== EXERCISE TASKS ==
- a) Answer these questions from the eye research news:
(i) How much money did NASA award LambdaVision and Space Tango?
(ii) Over how many years will the contract's flights to the International Space Station take place?
(iii) By up to what percentage did exercise reduce blood vessel overgrowth in the eyes of the lab mice?
- b) Continue the eye research news past its final sentence.
-------- DOCUMENT SECTION
NASA Awards Funding for Artificial Retina
LambdaVision, along with implementation partner, Space Tango, has been selected by NASA for an award of $5 million. This new funding will support LambdaVision’s development of the first protein-based artificial retina to restore meaningful vision for patients who are blind or have lost significant sight due to advanced retinitis pigmentosa (RP), with follow-on applications in AMD.
As part of this award, the company, together with Space Tango, will explore the benefits of microgravity for producing LambdaVision’s artificial retina on the International Space Station US National Laboratory located in low-earth orbit. The contract will cover a series of flights to the International Space Station over 3 years to evaluate and improve on-orbit production processes, and to produce artificial retinas that will then be evaluated on earth for the potential to restore vision to patients suffering from retinal degenerative diseases.
Mice Ward Off Retinal Disease Through Exercise
Exercise can slow or prevent the development of macular degeneration and may benefit other common causes of vision loss, such as glaucoma and diabetic retinopathy, new research suggests. The new study from the University of Virginia (UVA) School of Medicine found that exercise reduced the harmful overgrowth of blood vessels in the eyes of lab mice that exercised by up to 45%. This tangle of blood vessels is a key contributor to macular degeneration and several other eye diseases. The study represents the first experimental evidence showing that exercise can reduce the severity of macular degeneration.
"There has long been a question about whether maintaining a healthy lifestyle can delay or prevent the development of macular degeneration. The way that question has historically been answered has been by taking surveys of people, asking them what they are eating and how much exercise they are performing," said researcher Bradley Gelfand, PhD, of UVA's Center for Advanced Vision Science. "That is basically the most sophisticated study that has been done. The problem with that is that people are notoriously bad self-reporters ... and that can lead to conclusions that may or not be true. This [study] offers hard evidence from the lab for very first time."
----------------
-------- STUDY MATERIAL
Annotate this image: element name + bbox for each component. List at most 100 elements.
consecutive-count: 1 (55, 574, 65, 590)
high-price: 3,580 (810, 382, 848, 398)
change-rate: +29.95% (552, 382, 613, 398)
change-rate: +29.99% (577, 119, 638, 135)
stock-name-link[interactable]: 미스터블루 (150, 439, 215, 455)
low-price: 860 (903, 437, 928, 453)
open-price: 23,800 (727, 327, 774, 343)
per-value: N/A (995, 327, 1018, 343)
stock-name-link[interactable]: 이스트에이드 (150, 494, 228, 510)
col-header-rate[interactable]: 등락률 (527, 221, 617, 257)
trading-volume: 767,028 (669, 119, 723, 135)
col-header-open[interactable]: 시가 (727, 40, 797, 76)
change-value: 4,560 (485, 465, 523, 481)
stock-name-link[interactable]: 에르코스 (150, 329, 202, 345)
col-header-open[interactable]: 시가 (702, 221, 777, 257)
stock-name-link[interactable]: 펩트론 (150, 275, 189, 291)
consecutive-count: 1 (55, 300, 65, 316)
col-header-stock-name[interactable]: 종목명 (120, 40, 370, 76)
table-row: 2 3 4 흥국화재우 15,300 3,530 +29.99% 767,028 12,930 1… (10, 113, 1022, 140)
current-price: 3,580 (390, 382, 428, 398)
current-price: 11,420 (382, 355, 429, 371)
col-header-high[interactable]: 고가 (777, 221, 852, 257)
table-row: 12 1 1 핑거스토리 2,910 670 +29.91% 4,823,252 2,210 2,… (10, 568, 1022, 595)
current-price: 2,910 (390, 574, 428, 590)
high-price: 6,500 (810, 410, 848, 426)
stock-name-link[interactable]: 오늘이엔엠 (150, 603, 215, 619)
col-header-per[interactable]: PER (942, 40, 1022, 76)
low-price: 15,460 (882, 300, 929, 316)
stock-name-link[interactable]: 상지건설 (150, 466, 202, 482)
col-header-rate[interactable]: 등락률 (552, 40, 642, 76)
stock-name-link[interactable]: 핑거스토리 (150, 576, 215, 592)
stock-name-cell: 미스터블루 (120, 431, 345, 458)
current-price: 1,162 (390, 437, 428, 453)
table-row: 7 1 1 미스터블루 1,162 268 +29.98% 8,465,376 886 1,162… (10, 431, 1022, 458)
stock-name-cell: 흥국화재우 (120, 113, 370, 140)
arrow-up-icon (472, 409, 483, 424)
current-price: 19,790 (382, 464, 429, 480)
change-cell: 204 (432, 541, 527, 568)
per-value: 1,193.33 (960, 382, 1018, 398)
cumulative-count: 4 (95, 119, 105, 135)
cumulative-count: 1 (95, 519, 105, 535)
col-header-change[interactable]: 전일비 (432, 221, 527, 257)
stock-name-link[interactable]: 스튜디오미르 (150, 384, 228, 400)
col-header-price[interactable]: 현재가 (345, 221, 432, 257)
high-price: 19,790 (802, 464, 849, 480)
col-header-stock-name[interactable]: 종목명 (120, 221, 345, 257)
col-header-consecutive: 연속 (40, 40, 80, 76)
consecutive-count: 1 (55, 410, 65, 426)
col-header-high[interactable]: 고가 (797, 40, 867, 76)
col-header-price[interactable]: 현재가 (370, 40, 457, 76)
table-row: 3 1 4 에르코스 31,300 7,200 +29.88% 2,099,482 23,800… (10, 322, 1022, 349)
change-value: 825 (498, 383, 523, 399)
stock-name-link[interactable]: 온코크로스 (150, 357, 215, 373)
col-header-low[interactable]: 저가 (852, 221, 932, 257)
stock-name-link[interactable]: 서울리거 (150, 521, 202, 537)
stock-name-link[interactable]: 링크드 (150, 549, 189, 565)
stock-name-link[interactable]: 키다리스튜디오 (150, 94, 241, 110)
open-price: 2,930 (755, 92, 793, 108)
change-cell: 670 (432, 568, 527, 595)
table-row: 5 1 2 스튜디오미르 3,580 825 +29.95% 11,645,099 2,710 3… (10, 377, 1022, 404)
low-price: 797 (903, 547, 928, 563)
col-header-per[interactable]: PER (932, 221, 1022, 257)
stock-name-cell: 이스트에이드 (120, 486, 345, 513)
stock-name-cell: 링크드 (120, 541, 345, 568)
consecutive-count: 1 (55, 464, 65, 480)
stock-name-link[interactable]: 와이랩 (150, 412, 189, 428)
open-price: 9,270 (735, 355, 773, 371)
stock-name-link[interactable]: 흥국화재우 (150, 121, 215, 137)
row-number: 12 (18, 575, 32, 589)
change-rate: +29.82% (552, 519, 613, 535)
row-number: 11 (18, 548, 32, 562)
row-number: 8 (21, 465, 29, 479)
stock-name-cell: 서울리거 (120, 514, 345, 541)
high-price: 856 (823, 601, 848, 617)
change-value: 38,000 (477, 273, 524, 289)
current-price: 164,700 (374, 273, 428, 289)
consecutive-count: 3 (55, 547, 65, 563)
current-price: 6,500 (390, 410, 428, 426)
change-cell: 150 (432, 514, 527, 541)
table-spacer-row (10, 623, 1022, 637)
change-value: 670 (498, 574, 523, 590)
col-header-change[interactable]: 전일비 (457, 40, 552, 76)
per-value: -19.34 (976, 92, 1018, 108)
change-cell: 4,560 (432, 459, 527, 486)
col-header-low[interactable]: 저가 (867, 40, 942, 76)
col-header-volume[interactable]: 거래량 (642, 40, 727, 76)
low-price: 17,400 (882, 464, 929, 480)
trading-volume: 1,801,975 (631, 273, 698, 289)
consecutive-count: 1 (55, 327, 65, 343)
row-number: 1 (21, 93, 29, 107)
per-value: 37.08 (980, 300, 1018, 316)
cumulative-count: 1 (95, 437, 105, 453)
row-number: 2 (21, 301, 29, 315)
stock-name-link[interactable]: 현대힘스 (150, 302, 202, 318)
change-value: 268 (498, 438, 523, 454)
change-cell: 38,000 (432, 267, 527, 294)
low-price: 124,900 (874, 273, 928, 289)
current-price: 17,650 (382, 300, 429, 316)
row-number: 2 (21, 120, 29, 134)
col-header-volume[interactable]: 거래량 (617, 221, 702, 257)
----------------
== SOLVED PROBLEMS ==
- a)
(i) $5 million
(ii) 3 years
(iii) 45%

- b)
Enticingly, the research found that the bar for receiving the benefits from exercise was relatively low — more exercise didn't mean more benefit. "Mice are kind of like people in that they will do a spectrum of exercise. As long as they had a wheel and ran on it, there was a benefit," Gelfand said. "The benefit that they obtained is saturated at low levels of exercise.
New Protein Restores Sight to Blind Mice
A newly developed light-sensing protein called the MCO1 opsin restores vision in blind mice when attached to retina bipolar cells using gene therapy. The National Eye Institute provided a Small Business Innovation Research grant to Nanoscope, LLC for development of MCO1. The company is planning a US clinical trial.
Nanoscope's findings, reported in Nature Gene Therapy, show that totally blind mice regain significant retinal function and vision after treatment. Studies described in the report showed that treated mice were significantly faster in standardized visual tests, such as navigating mazes and detecting changes in motion. Opsins are proteins that signal other cells as part of a cascade of signals essential to visual perception. In a normal eye, opsins are expressed by the rod and cone photoreceptors in the retina. When activated by light, the photoreceptors pulse and send a signal through other retinal neurons, the optic nerve, and on to neurons in the brain.